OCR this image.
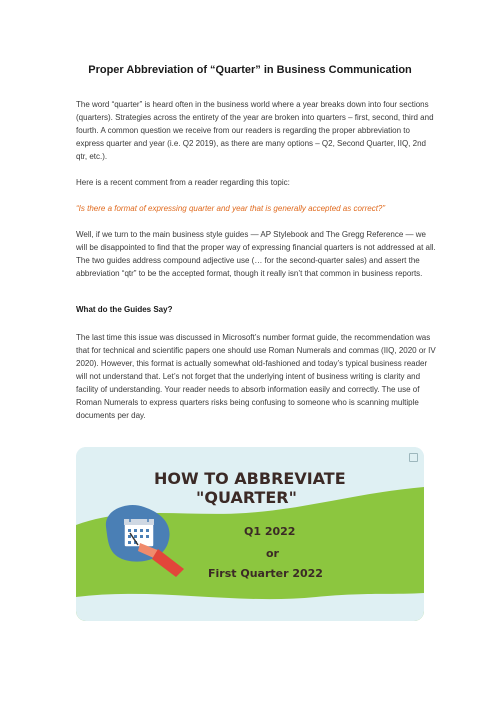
Proper Abbreviation of “Quarter” in Business Communication

The word “quarter” is heard often in the business world where a year breaks down into four sections (quarters). Strategies across the entirety of the year are broken into quarters – first, second, third and fourth. A common question we receive from our readers is regarding the proper abbreviation to express quarter and year (i.e. Q2 2019), as there are many options – Q2, Second Quarter, IIQ, 2nd qtr, etc.).

Here is a recent comment from a reader regarding this topic:

“Is there a format of expressing quarter and year that is generally accepted as correct?”

Well, if we turn to the main business style guides — AP Stylebook and The Gregg Reference — we will be disappointed to find that the proper way of expressing financial quarters is not addressed at all. The two guides address compound adjective use (… for the second-quarter sales) and assert the abbreviation “qtr” to be the accepted format, though it really isn’t that common in business reports.

What do the Guides Say?

The last time this issue was discussed in Microsoft’s number format guide, the recommendation was that for technical and scientific papers one should use Roman Numerals and commas (IIQ, 2020 or IV 2020). However, this format is actually somewhat old-fashioned and today’s typical business reader will not understand that. Let’s not forget that the underlying intent of business writing is clarity and facility of understanding. Your reader needs to absorb information easily and correctly. The use of Roman Numerals to express quarters risks being confusing to someone who is scanning multiple documents per day.

HOW TO ABBREVIATE
"QUARTER"

Q1 2022

or

First Quarter 2022
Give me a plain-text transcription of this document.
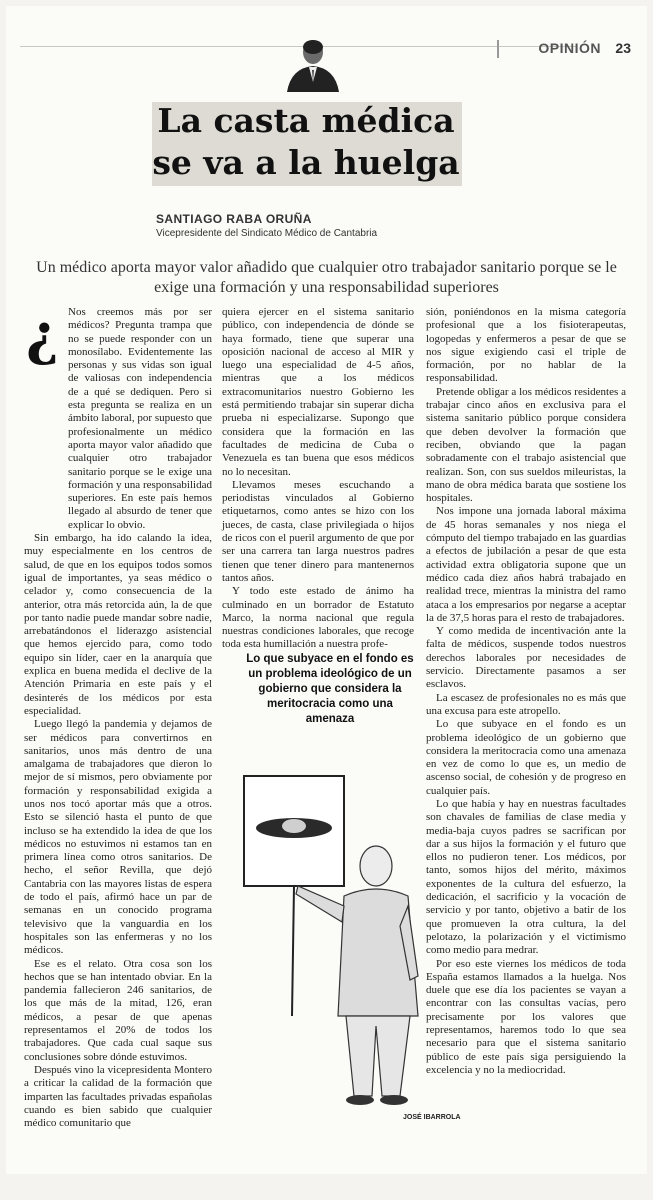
OPINIÓN 23
La casta médica
se va a la huelga
SANTIAGO RABA ORUÑA
Vicepresidente del Sindicato Médico de Cantabria
Un médico aporta mayor valor añadido que cualquier otro trabajador sanitario porque se le exige una formación y una responsabilidad superiores
¿ Nos creemos más por ser médicos? Pregunta trampa que no se puede responder con un monosílabo. Evidentemente las personas y sus vidas son igual de valiosas con independencia de a qué se dediquen. Pero si esta pregunta se realiza en un ámbito laboral, por supuesto que profesionalmente un médico aporta mayor valor añadido que cualquier otro trabajador sanitario porque se le exige una formación y una responsabilidad superiores. En este país hemos llegado al absurdo de tener que explicar lo obvio.

Sin embargo, ha ido calando la idea, muy especialmente en los centros de salud, de que en los equipos todos somos igual de importantes, ya seas médico o celador y, como consecuencia de la anterior, otra más retorcida aún, la de que por tanto nadie puede mandar sobre nadie, arrebatándonos el liderazgo asistencial que hemos ejercido para, como todo equipo sin líder, caer en la anarquía que explica en buena medida el declive de la Atención Primaria en este país y el desinterés de los médicos por esta especialidad.

Luego llegó la pandemia y dejamos de ser médicos para convertirnos en sanitarios, unos más dentro de una amalgama de trabajadores que dieron lo mejor de sí mismos, pero obviamente por formación y responsabilidad exigida a unos nos tocó aportar más que a otros. Esto se silenció hasta el punto de que incluso se ha extendido la idea de que los médicos no estuvimos ni estamos tan en primera línea como otros sanitarios. De hecho, el señor Revilla, que dejó Cantabria con las mayores listas de espera de todo el país, afirmó hace un par de semanas en un conocido programa televisivo que la vanguardia en los hospitales son las enfermeras y no los médicos.

Ese es el relato. Otra cosa son los hechos que se han intentado obviar. En la pandemia fallecieron 246 sanitarios, de los que más de la mitad, 126, eran médicos, a pesar de que apenas representamos el 20% de todos los trabajadores. Que cada cual saque sus conclusiones sobre dónde estuvimos.

Después vino la vicepresidenta Montero a criticar la calidad de la formación que imparten las facultades privadas españolas cuando es bien sabido que cualquier médico comunitario que

quiera ejercer en el sistema sanitario público, con independencia de dónde se haya formado, tiene que superar una oposición nacional de acceso al MIR y luego una especialidad de 4-5 años, mientras que a los médicos extracomunitarios nuestro Gobierno les está permitiendo trabajar sin superar dicha prueba ni especializarse. Supongo que considera que la formación en las facultades de medicina de Cuba o Venezuela es tan buena que esos médicos no lo necesitan.

Llevamos meses escuchando a periodistas vinculados al Gobierno etiquetarnos, como antes se hizo con los jueces, de casta, clase privilegiada o hijos de ricos con el pueril argumento de que por ser una carrera tan larga nuestros padres tienen que tener dinero para mantenernos tantos años.

Y todo este estado de ánimo ha culminado en un borrador de Estatuto Marco, la norma nacional que regula nuestras condiciones laborales, que recoge toda esta humillación a nuestra profe-

Lo que subyace en el fondo es un problema ideológico de un gobierno que considera la meritocracia como una amenaza
JOSÉ IBARROLA

sión, poniéndonos en la misma categoría profesional que a los fisioterapeutas, logopedas y enfermeros a pesar de que se nos sigue exigiendo casi el triple de formación, por no hablar de la responsabilidad.

Pretende obligar a los médicos residentes a trabajar cinco años en exclusiva para el sistema sanitario público porque considera que deben devolver la formación que reciben, obviando que la pagan sobradamente con el trabajo asistencial que realizan. Son, con sus sueldos mileuristas, la mano de obra médica barata que sostiene los hospitales.

Nos impone una jornada laboral máxima de 45 horas semanales y nos niega el cómputo del tiempo trabajado en las guardias a efectos de jubilación a pesar de que esta actividad extra obligatoria supone que un médico cada diez años habrá trabajado en realidad trece, mientras la ministra del ramo ataca a los empresarios por negarse a aceptar la de 37,5 horas para el resto de trabajadores.

Y como medida de incentivación ante la falta de médicos, suspende todos nuestros derechos laborales por necesidades de servicio. Directamente pasamos a ser esclavos.

La escasez de profesionales no es más que una excusa para este atropello.

Lo que subyace en el fondo es un problema ideológico de un gobierno que considera la meritocracia como una amenaza en vez de como lo que es, un medio de ascenso social, de cohesión y de progreso en cualquier país.

Lo que había y hay en nuestras facultades son chavales de familias de clase media y media-baja cuyos padres se sacrifican por dar a sus hijos la formación y el futuro que ellos no pudieron tener. Los médicos, por tanto, somos hijos del mérito, máximos exponentes de la cultura del esfuerzo, la dedicación, el sacrificio y la vocación de servicio y por tanto, objetivo a batir de los que promueven la otra cultura, la del pelotazo, la polarización y el victimismo como medio para medrar.

Por eso este viernes los médicos de toda España estamos llamados a la huelga. Nos duele que ese día los pacientes se vayan a encontrar con las consultas vacías, pero precisamente por los valores que representamos, haremos todo lo que sea necesario para que el sistema sanitario público de este país siga persiguiendo la excelencia y no la mediocridad.
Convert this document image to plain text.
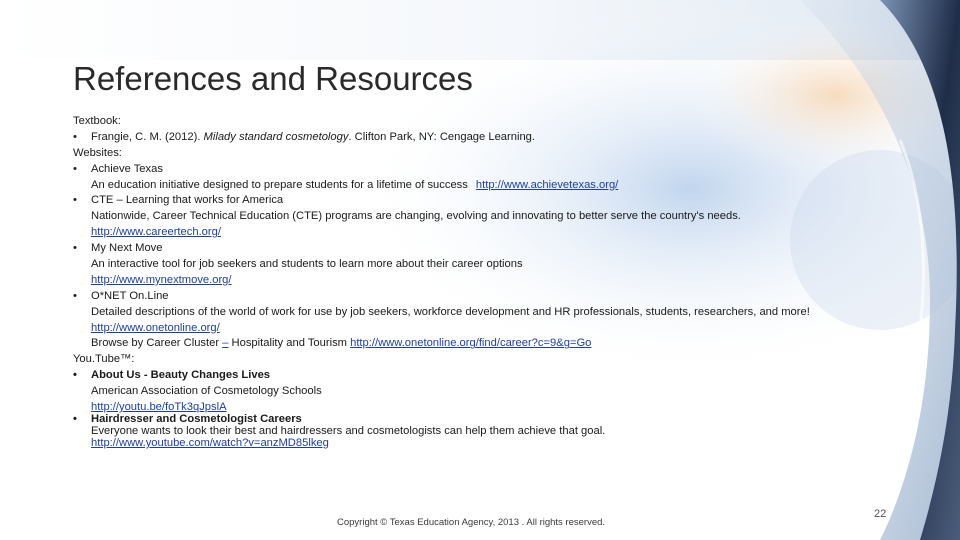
References and Resources
Textbook:
• Frangie, C. M. (2012). Milady standard cosmetology. Clifton Park, NY: Cengage Learning.
Websites:
• Achieve Texas
An education initiative designed to prepare students for a lifetime of success http://www.achievetexas.org/
• CTE – Learning that works for America
Nationwide, Career Technical Education (CTE) programs are changing, evolving and innovating to better serve the country's needs.
http://www.careertech.org/
• My Next Move
An interactive tool for job seekers and students to learn more about their career options
http://www.mynextmove.org/
• O*NET On.Line
Detailed descriptions of the world of work for use by job seekers, workforce development and HR professionals, students, researchers, and more!
http://www.onetonline.org/
Browse by Career Cluster – Hospitality and Tourism http://www.onetonline.org/find/career?c=9&g=Go
You.Tube™:
• About Us - Beauty Changes Lives
American Association of Cosmetology Schools
http://youtu.be/foTk3qJpslA
• Hairdresser and Cosmetologist Careers
Everyone wants to look their best and hairdressers and cosmetologists can help them achieve that goal.
http://www.youtube.com/watch?v=anzMD85lkeg
Copyright © Texas Education Agency, 2013 . All rights reserved.
22
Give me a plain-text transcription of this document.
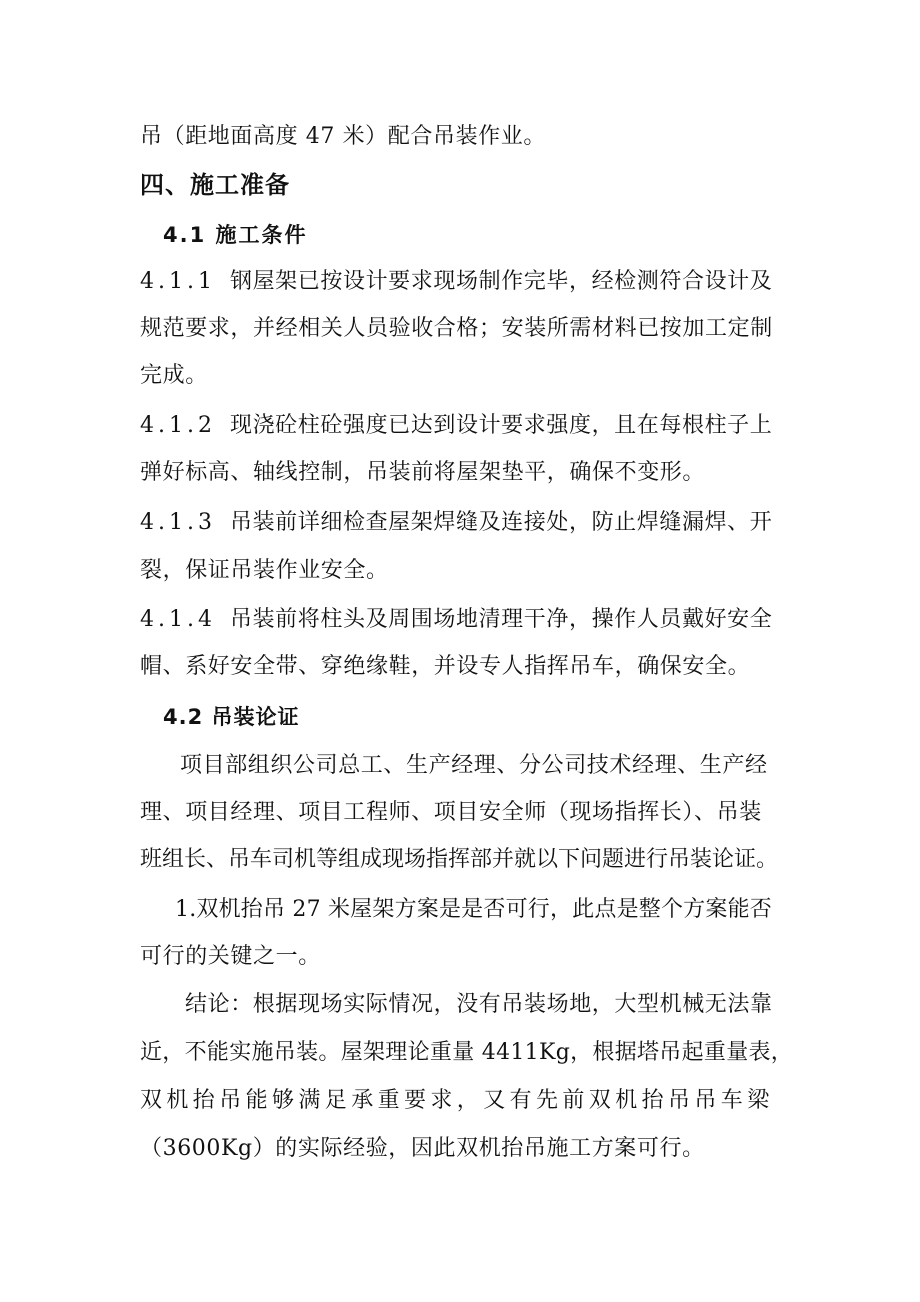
吊（距地面高度 47 米）配合吊装作业。
四、施工准备
4.1 施工条件
4.1.1 钢屋架已按设计要求现场制作完毕，经检测符合设计及
规范要求，并经相关人员验收合格；安装所需材料已按加工定制
完成。
4.1.2 现浇砼柱砼强度已达到设计要求强度，且在每根柱子上
弹好标高、轴线控制，吊装前将屋架垫平，确保不变形。
4.1.3 吊装前详细检查屋架焊缝及连接处，防止焊缝漏焊、开
裂，保证吊装作业安全。
4.1.4 吊装前将柱头及周围场地清理干净，操作人员戴好安全
帽、系好安全带、穿绝缘鞋，并设专人指挥吊车，确保安全。
4.2 吊装论证
项目部组织公司总工、生产经理、分公司技术经理、生产经
理、项目经理、项目工程师、项目安全师（现场指挥长）、吊装
班组长、吊车司机等组成现场指挥部并就以下问题进行吊装论证。
1.双机抬吊 27 米屋架方案是是否可行，此点是整个方案能否
可行的关键之一。
结论：根据现场实际情况，没有吊装场地，大型机械无法靠
近，不能实施吊装。屋架理论重量 4411Kg，根据塔吊起重量表，
双机抬吊能够满足承重要求，又有先前双机抬吊吊车梁
（3600Kg）的实际经验，因此双机抬吊施工方案可行。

**Aim:** Give the number of lines that carry the word "meritocracia", with nothing added.

**Response for this exercise:** 2